_Exercise aim_
Of all the lines in these entries, how many contain the string "踏脊踏脊"? Give only that count.

(Records contained in a dataset)
===============
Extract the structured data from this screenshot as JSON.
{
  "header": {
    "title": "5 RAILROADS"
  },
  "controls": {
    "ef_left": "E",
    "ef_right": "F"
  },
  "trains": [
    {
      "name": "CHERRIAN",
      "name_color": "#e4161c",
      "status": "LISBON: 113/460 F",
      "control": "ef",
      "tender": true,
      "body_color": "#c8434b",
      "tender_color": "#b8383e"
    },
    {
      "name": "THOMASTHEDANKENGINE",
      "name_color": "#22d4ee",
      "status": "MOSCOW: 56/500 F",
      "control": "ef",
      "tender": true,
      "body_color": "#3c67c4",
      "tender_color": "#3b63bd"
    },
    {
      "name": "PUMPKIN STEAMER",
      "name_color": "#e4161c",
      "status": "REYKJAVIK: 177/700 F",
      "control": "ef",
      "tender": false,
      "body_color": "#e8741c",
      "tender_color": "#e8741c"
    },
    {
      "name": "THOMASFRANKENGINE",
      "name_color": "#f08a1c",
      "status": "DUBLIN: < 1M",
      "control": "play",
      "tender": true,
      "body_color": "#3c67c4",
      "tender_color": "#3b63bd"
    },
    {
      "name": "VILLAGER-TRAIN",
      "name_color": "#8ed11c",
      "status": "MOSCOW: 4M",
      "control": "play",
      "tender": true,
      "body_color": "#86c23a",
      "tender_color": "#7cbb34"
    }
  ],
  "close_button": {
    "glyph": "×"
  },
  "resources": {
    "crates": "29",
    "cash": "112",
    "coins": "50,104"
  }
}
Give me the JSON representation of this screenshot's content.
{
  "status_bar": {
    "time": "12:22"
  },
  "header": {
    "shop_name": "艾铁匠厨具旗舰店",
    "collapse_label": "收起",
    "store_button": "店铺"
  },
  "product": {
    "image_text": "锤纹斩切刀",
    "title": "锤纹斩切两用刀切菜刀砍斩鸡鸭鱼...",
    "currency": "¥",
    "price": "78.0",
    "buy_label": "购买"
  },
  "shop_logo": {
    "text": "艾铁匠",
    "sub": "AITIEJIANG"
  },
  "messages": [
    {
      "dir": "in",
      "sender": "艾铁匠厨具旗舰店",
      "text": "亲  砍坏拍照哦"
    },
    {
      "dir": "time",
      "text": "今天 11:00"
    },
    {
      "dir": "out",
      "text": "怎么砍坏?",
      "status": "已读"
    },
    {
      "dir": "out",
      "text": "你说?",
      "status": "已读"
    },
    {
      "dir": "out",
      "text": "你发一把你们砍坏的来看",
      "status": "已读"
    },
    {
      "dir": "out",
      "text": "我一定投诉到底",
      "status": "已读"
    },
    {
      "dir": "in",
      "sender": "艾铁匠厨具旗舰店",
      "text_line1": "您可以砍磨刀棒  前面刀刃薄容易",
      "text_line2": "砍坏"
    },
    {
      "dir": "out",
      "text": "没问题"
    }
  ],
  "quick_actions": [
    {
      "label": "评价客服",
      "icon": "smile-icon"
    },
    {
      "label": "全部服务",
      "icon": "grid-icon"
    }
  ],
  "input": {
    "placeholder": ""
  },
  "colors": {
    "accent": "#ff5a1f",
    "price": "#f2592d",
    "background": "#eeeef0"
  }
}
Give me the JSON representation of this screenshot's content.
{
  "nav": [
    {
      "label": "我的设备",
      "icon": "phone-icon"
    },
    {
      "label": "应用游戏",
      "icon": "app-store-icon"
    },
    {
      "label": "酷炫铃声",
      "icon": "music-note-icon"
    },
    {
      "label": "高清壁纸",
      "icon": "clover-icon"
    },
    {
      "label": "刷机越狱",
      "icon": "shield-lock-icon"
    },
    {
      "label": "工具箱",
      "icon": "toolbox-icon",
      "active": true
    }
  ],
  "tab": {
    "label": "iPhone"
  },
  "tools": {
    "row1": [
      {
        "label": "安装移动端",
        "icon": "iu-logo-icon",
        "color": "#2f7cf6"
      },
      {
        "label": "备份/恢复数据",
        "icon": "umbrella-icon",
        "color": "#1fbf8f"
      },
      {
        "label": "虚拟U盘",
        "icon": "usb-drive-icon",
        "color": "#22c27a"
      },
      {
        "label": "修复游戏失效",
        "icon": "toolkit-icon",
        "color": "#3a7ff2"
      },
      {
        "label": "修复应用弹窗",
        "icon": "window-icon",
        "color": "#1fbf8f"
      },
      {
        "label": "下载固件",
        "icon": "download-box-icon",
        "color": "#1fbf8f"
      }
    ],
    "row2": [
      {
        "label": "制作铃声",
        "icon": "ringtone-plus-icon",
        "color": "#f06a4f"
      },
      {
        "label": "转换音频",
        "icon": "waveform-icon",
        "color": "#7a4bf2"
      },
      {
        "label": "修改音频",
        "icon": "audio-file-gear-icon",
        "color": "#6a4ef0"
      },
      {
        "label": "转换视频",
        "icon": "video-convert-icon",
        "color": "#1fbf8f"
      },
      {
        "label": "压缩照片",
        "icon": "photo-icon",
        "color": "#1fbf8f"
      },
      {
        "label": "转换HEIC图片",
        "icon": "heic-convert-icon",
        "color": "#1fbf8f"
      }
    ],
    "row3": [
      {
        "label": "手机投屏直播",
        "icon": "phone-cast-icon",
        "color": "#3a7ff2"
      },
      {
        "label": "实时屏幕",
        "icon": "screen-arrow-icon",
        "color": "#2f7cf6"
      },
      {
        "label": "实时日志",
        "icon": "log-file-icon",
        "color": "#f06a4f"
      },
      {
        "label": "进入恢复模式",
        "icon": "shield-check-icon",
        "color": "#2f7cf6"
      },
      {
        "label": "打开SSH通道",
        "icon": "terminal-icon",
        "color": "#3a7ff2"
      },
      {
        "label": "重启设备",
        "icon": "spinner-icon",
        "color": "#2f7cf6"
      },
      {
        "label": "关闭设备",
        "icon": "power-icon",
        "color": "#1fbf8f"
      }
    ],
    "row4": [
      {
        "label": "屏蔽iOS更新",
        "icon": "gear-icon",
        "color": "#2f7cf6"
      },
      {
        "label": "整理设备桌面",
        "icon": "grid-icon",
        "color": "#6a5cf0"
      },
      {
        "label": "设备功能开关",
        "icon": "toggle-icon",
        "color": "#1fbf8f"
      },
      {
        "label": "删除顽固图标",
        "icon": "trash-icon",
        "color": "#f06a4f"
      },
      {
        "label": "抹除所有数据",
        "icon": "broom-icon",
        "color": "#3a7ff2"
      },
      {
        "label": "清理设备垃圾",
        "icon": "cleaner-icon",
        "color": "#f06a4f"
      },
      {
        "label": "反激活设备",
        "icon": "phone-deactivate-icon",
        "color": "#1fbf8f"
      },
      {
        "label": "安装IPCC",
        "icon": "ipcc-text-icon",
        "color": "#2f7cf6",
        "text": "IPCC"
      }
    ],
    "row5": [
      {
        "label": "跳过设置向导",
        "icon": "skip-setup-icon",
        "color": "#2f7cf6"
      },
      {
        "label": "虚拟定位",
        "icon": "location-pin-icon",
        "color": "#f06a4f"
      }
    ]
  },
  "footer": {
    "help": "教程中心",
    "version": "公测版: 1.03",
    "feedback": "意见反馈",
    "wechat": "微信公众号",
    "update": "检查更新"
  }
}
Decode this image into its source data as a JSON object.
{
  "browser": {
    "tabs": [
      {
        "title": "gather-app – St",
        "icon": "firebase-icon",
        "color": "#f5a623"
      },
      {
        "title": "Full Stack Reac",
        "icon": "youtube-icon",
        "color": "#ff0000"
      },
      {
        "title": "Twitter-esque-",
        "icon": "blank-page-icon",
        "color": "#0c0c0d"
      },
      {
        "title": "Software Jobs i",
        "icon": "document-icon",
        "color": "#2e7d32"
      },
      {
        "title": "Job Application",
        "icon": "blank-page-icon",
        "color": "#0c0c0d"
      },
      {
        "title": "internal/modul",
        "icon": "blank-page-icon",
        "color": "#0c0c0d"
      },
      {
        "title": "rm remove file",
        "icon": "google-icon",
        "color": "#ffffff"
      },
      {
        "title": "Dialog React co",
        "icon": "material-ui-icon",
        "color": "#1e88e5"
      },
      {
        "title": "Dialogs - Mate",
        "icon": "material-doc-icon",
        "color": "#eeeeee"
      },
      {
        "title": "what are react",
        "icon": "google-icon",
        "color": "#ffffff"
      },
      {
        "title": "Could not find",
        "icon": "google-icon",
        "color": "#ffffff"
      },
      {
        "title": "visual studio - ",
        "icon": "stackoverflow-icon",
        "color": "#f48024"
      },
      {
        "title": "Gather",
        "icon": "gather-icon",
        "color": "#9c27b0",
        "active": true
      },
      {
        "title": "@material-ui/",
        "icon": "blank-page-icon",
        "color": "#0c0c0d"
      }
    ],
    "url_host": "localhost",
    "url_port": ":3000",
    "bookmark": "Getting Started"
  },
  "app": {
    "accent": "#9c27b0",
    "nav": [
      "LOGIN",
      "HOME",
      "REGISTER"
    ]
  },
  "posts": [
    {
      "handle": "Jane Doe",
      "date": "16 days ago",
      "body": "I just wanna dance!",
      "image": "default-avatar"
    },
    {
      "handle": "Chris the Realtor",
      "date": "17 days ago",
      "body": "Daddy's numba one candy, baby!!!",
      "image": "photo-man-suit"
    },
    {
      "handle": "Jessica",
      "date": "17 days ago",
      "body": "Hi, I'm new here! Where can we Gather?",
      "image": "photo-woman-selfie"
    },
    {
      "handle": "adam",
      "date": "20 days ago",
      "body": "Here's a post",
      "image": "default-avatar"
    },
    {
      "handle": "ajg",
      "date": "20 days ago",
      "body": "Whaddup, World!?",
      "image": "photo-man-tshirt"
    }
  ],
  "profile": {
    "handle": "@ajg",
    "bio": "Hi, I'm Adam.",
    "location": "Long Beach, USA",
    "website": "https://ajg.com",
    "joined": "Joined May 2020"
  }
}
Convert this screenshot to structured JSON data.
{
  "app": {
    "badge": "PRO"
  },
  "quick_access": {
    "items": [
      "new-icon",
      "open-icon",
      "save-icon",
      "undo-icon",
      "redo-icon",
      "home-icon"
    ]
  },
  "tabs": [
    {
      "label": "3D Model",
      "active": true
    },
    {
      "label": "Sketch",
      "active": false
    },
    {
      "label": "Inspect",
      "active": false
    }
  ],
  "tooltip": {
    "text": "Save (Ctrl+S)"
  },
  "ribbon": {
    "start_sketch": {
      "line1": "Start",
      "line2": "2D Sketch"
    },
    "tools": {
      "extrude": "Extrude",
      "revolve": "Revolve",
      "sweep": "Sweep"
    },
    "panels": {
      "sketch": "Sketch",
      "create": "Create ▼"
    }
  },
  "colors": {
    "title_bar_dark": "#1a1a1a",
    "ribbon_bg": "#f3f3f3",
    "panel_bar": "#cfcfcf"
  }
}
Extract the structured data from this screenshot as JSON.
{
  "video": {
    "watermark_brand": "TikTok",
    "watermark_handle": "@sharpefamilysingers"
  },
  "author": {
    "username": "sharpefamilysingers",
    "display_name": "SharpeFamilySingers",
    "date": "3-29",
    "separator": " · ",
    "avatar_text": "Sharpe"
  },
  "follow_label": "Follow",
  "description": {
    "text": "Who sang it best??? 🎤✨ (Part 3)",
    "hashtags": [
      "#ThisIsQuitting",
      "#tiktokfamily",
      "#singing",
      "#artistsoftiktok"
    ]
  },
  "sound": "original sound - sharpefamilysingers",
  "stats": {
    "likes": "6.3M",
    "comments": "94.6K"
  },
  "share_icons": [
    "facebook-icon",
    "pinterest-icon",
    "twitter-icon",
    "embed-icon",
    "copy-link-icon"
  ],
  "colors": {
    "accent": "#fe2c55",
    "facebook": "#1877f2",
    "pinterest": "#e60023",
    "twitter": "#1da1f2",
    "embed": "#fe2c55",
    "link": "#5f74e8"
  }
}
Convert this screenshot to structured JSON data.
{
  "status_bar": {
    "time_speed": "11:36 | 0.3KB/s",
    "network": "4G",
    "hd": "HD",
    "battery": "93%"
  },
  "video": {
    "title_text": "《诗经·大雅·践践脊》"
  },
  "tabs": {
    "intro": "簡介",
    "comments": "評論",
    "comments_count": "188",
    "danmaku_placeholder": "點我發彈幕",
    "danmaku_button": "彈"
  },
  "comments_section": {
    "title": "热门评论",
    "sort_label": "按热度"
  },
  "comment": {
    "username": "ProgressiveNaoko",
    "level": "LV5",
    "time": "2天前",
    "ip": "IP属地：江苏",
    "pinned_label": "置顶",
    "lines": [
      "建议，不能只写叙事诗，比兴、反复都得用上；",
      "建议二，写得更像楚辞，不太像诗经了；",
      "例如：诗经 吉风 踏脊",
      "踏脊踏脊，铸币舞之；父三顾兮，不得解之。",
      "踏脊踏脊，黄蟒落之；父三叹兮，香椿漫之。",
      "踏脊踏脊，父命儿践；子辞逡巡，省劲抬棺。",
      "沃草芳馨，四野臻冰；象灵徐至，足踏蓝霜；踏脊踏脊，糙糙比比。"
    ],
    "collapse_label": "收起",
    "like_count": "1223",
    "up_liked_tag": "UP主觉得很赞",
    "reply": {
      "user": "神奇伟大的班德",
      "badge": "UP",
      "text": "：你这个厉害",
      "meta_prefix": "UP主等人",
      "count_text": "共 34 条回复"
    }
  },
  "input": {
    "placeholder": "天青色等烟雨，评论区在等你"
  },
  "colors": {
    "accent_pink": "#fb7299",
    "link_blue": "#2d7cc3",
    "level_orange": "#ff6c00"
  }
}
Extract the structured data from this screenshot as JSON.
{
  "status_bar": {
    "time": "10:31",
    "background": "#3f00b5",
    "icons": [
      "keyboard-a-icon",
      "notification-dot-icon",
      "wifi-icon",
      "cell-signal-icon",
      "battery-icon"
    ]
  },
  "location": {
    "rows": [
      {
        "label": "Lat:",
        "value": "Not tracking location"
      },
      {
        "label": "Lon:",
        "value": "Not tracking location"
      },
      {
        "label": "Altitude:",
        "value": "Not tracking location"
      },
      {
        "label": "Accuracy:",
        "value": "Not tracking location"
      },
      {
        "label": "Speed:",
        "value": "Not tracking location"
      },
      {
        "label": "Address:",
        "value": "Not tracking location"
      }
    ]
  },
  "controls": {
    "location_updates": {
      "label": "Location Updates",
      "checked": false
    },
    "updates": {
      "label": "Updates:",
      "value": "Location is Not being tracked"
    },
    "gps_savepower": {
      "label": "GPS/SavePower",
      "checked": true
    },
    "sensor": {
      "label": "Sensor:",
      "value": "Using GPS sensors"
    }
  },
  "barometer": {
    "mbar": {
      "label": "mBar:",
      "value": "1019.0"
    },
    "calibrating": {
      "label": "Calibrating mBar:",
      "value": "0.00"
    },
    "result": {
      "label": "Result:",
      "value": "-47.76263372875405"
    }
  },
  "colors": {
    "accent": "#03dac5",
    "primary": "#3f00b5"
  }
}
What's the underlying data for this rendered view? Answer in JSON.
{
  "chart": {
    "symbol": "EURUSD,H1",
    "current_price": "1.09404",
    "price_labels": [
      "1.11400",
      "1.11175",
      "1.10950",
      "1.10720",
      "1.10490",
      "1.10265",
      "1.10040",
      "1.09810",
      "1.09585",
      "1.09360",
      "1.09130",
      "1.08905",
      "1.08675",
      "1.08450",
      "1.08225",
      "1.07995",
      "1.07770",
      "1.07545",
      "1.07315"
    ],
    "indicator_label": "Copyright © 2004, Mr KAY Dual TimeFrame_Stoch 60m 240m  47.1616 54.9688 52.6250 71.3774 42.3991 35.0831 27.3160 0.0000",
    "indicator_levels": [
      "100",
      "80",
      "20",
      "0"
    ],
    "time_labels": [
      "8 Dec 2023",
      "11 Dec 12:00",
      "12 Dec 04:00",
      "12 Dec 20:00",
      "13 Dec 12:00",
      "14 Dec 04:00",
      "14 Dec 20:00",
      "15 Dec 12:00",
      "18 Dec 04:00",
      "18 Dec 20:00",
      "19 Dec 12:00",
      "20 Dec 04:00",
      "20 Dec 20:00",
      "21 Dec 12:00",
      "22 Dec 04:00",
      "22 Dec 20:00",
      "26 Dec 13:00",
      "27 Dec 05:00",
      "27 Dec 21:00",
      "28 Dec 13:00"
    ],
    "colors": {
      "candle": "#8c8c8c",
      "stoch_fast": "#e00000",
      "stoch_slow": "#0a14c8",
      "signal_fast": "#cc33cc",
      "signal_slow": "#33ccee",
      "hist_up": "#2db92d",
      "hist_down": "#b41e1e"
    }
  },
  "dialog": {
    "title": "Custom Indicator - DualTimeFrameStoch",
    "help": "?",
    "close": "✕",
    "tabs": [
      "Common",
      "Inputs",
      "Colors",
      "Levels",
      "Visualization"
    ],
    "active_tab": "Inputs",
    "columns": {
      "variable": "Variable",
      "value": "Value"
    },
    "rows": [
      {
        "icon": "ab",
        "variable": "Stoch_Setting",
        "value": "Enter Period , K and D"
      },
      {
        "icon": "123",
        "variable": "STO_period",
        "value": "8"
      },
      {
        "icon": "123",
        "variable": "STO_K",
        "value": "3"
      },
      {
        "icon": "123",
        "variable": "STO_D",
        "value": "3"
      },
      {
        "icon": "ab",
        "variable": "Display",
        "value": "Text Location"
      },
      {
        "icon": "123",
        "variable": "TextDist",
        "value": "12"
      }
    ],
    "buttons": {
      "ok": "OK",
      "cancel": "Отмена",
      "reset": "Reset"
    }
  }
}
===============
_Answer for this exercise_
4